■ To do:
The exercise asks you to copy every line below in which "obciążenia" appears.

[Some records]

━━━━━━━━━━

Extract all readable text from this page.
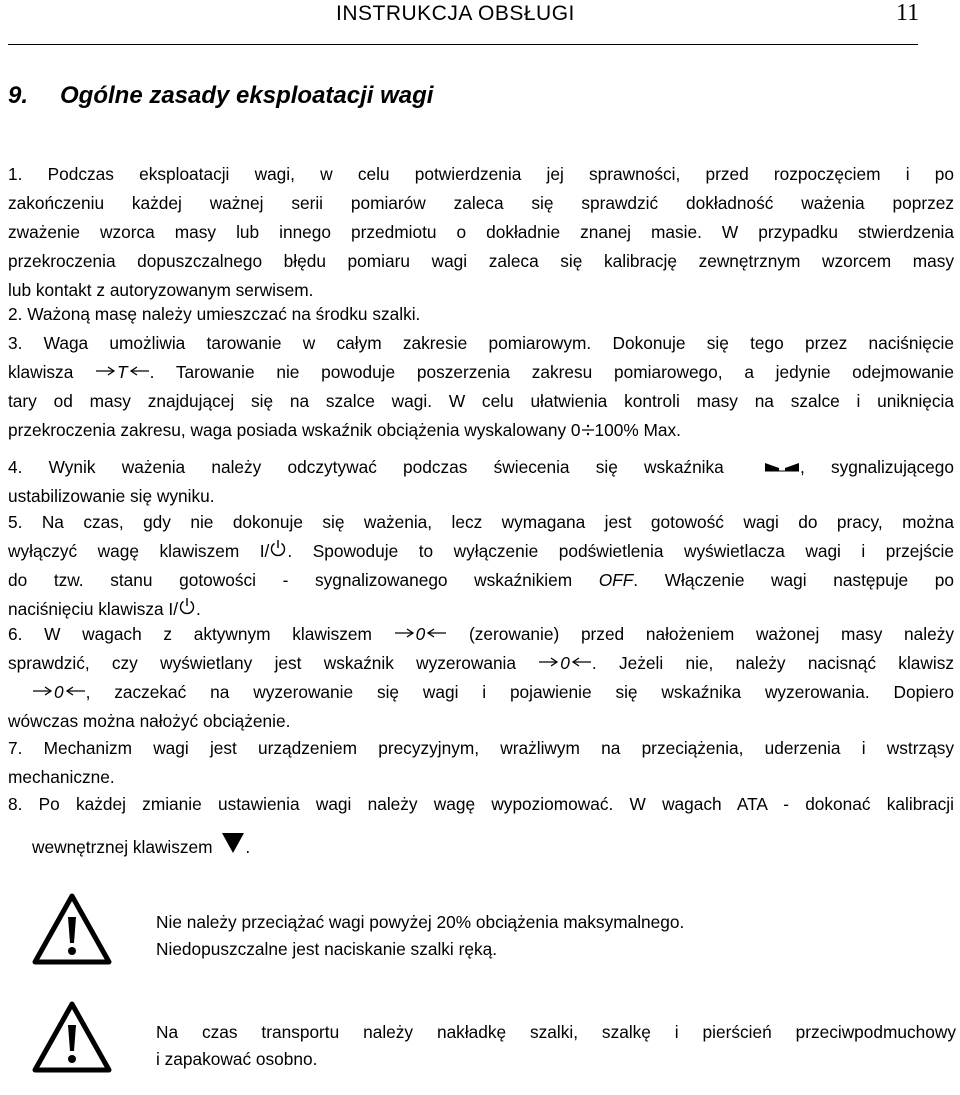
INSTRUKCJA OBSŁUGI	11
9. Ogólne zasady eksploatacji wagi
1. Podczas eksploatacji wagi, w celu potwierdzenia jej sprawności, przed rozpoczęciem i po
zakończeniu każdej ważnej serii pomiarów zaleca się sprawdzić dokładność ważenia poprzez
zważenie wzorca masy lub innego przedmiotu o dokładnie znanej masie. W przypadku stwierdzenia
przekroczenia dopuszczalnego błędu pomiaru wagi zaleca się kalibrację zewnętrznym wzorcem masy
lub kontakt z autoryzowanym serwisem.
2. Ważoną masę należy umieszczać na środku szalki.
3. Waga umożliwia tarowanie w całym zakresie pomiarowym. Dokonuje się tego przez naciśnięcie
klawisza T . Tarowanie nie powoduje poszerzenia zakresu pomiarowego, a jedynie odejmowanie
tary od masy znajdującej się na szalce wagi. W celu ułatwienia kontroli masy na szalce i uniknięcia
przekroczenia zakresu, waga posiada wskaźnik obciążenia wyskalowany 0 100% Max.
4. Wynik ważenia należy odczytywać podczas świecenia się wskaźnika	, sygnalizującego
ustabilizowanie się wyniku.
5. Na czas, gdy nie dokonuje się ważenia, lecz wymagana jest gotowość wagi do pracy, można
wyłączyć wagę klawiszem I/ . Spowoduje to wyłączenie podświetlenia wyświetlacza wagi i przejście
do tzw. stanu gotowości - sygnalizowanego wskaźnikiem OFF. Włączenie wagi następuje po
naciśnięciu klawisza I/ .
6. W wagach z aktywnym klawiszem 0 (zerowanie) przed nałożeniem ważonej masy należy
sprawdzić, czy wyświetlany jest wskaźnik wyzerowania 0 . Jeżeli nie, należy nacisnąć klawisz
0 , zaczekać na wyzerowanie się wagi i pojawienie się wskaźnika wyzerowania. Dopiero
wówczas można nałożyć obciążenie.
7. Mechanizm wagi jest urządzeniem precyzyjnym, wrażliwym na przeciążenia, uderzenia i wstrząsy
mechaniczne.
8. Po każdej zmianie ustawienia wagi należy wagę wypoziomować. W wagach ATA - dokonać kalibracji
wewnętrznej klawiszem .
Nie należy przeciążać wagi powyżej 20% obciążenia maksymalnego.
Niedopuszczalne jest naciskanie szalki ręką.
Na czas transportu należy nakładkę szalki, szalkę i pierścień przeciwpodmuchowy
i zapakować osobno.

━━━━━━━━━━

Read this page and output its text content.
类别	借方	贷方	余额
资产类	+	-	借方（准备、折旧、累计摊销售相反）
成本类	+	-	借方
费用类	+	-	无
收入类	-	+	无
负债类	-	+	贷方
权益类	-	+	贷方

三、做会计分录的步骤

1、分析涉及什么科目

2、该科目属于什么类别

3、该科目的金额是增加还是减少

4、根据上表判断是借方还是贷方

━━━━━━━━━━

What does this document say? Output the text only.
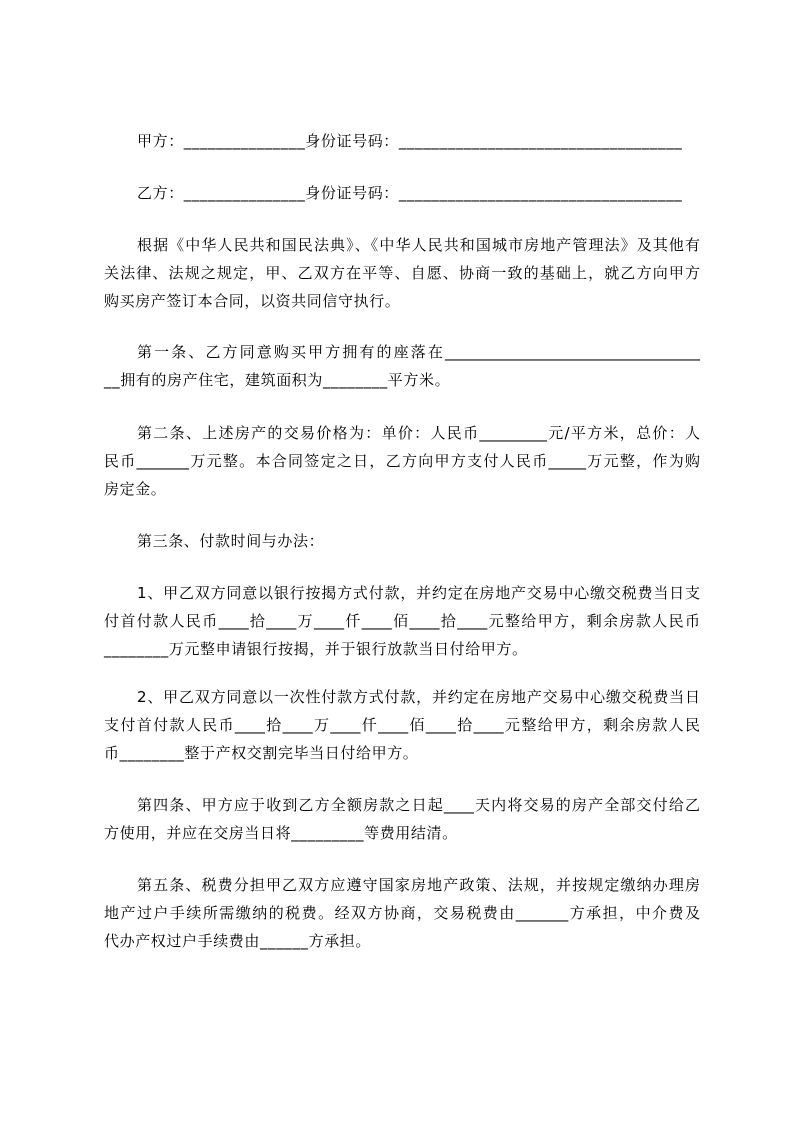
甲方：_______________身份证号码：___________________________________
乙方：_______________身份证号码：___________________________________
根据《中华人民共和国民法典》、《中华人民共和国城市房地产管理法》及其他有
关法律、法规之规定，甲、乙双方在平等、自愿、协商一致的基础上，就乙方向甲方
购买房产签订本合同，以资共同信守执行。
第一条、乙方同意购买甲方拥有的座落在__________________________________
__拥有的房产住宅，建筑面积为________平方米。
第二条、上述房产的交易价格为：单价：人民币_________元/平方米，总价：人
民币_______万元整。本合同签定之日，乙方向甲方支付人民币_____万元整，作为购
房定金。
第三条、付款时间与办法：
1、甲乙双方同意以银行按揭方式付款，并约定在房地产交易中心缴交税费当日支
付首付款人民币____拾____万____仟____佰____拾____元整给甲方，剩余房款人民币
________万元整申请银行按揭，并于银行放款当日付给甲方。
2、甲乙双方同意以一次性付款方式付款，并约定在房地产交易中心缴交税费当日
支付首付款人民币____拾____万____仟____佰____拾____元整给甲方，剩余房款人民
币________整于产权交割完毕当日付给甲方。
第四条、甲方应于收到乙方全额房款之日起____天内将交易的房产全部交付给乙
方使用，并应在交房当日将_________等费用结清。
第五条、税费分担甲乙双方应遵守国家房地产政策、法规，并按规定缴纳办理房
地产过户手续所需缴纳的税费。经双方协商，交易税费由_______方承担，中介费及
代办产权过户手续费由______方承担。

━━━━━━━━━━

■ Finished task:
przekroczenia zakresu, waga posiada wskaźnik obciążenia wyskalowany 0 100% Max.
Nie należy przeciążać wagi powyżej 20% obciążenia maksymalnego.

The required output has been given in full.